**REQUIREMENT 1:**
Answer these questions using the passage on anti-CXCR3 autoantibodies and heart failure.
(a) In what share of patients with end-stage HF were anti-cardiac aAbs present?
(b) In the Cardiovascular Health Study, what predicted the occurrence of HF independently of prior myocardial infarction?
(c) What two findings were reported in ventricular tissue from a mouse model of pressure overload?
**REQUIREMENT 2:**
Carry on the passage on anti-CXCR3 autoantibodies and heart failure with the paragraph that comes after its last sentence.

**PASSAGE PROVIDED:**
══════
Autoantibodies directed against cardiac structural antigens (e.g. myosin or troponin) and against GPCRs such as β1-AR have been identified in healthy control subjects with a markedly lower prevalence than in patients with HF, particularly DCM.8 This is complemented by experimental evidence in rats, where immunization against the second extracellular β1-AR loop led to the development of a progressive DCM phenotype.39 In a study analysing myocardial tissue samples obtained at the time of cardiac transplantation or LV assist device implantation, anti-cardiac aAbs predicted disease onset within 5 years in healthy relatives of DCM patients40 and were present in >70% of patients with end-stage HF regardless of aetiology.41 Notably, the presence of activated complement components was detected in areas where aAbs were found, suggesting a potential role of cardiac autoimmunity as driver of progressive HF.41 Besides IgG, IgM antibodies have been implicated in the development and progression of atherosclerosis.42

The present study demonstrated that anti-CXCR3 aAbs predicted both HF and cardiac death. This may suggest a pathophysiology at least partially independent of coronary artery disease, because the association was not primarily driven by events involving myocardial infarction. Indeed, higher concentrations of anti-CXCR3 aAbs were associated with greater LV mass and higher concentrations of NT-proBNP. In the population-based Cardiovascular Health Study,43 LV mass predicted the occurrence of HF independently of prior myocardial infarction. Here, combined phenotyping with NT-proBNP and LV mass provided a ‘malignant LV phenotype’ characterized by both increased LV mass and increased concentrations of NT-proBNP, portending an adverse CV prognosis.44,45

Preclinical studies suggested a possible role for CXCR3 in the transition from LV hypertrophy to overt HF, as increased levels of the CXCR3 ligand CXCL10 and an abundance of CD4+ T cells were found in ventricular tissue isolated from a mouse model of pressure overload.18 Similarly, CXCR3+ Th1 cells have been shown to invade the heart in humans and mice under pressure overload conditions. Genetic deletion of CXCR3 reduced Th1 infiltration and prevented maladaptive cardiac remodelling.46 Depletion of B cells in mice with non-ischaemic HF improved LV hypertrophy, preserved EF, and reduced expression of proinflammatory cytokines,47 strengthening the evidence for aAb-driven mechanisms in HF. The present study confirms these complex relationships in humans: anti-CXCR3 aAbs were significantly related not only to LV mass but also to NT-proBNP, whereas no association with cardiac systolic and diastolic function nor blood pressure or the presence of hypertension was found. CXCR3-mediated recruitment of Th1 cells and Treg also regulated the extent of renal inflammation in a broad spectrum of renal diseases,48,49 which may be reflected by renal function as an important determinant of anti-CXCR3 aAbs.
══════
**EXTRACTED INFORMATION:**
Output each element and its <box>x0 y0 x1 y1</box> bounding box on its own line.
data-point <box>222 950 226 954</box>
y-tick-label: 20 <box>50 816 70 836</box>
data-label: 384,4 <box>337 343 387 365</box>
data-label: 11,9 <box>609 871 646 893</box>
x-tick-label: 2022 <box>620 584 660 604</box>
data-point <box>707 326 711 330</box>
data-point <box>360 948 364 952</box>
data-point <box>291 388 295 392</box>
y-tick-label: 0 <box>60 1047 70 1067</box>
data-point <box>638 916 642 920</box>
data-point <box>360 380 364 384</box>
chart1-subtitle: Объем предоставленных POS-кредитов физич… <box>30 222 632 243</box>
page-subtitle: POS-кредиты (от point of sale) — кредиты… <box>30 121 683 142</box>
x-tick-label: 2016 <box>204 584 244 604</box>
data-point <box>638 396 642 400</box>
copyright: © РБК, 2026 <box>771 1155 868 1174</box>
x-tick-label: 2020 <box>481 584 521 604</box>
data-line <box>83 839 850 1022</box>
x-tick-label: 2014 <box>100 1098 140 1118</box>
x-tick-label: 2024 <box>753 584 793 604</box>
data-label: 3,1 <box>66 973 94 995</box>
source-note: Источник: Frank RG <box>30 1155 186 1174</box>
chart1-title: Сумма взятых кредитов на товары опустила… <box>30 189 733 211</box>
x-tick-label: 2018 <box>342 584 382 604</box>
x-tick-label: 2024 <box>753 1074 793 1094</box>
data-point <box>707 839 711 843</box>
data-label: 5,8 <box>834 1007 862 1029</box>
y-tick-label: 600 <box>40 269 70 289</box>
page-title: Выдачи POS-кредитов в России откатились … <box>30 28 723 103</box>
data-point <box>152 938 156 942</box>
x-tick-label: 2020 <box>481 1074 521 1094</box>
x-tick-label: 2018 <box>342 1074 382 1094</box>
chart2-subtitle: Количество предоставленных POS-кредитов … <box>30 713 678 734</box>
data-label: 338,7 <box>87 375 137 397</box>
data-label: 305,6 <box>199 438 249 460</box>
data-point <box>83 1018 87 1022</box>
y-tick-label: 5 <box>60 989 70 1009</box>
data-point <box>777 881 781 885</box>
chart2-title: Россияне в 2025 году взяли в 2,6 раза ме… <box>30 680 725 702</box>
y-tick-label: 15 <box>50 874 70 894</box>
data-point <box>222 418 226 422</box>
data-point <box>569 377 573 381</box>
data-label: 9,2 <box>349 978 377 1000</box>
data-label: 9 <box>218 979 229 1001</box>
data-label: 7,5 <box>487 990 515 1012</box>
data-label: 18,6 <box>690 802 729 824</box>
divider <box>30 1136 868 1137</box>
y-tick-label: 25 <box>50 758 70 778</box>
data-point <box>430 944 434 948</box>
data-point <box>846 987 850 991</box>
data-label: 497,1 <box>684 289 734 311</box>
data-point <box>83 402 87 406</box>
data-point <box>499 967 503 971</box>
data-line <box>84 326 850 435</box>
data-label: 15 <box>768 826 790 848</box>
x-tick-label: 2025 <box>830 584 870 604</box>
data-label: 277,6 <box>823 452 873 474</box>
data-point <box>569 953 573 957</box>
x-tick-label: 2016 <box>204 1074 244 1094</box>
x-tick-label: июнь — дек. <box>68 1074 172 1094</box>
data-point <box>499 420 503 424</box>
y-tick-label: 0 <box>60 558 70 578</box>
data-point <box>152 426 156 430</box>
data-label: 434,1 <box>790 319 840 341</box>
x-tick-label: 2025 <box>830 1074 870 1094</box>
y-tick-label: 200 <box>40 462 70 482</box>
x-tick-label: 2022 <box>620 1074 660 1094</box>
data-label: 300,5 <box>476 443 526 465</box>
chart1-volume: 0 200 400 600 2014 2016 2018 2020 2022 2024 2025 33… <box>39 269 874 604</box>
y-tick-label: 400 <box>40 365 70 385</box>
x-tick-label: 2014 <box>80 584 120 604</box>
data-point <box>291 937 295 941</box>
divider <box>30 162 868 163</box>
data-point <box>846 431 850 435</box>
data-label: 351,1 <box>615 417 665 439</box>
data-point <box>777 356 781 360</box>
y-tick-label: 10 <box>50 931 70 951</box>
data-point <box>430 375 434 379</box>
══════
**ANSWER 1:**
(a) More than 70%, regardless of etiology.
(b) LV mass.
(c) Increased levels of the CXCR3 ligand CXCL10 and an abundance of CD4+ T cells.

**ANSWER 2:**
Strengths and limitations

This study has several strengths and limitations: a large and deeply phenotyped population-based cohort allowed careful selection of the analysis sample, excluding potential confounders such as autoimmune disease, history of cancer, or immunomodulatory drugs. Relations of aAb concentrations with the clinical profile, the extent of subclinical and clinical disease, and incident events could be comprehensively demonstrated. The use of animal data in a translational approach further strengthens the data, although CXCR3 ApoE double KO mice were not available and no sex differences were investigated for the present analysis. The protein signature identified with regularized regression focusing on systemic inflammation showed interesting correlations, although the results should be considered exploratory and no clear evidence for a causal role of autoimmunity against CXCR3 in CVD can be derived from these observations. The analysis with respect to incident stroke and myocardial infarction was limited by the low frequency of respective events.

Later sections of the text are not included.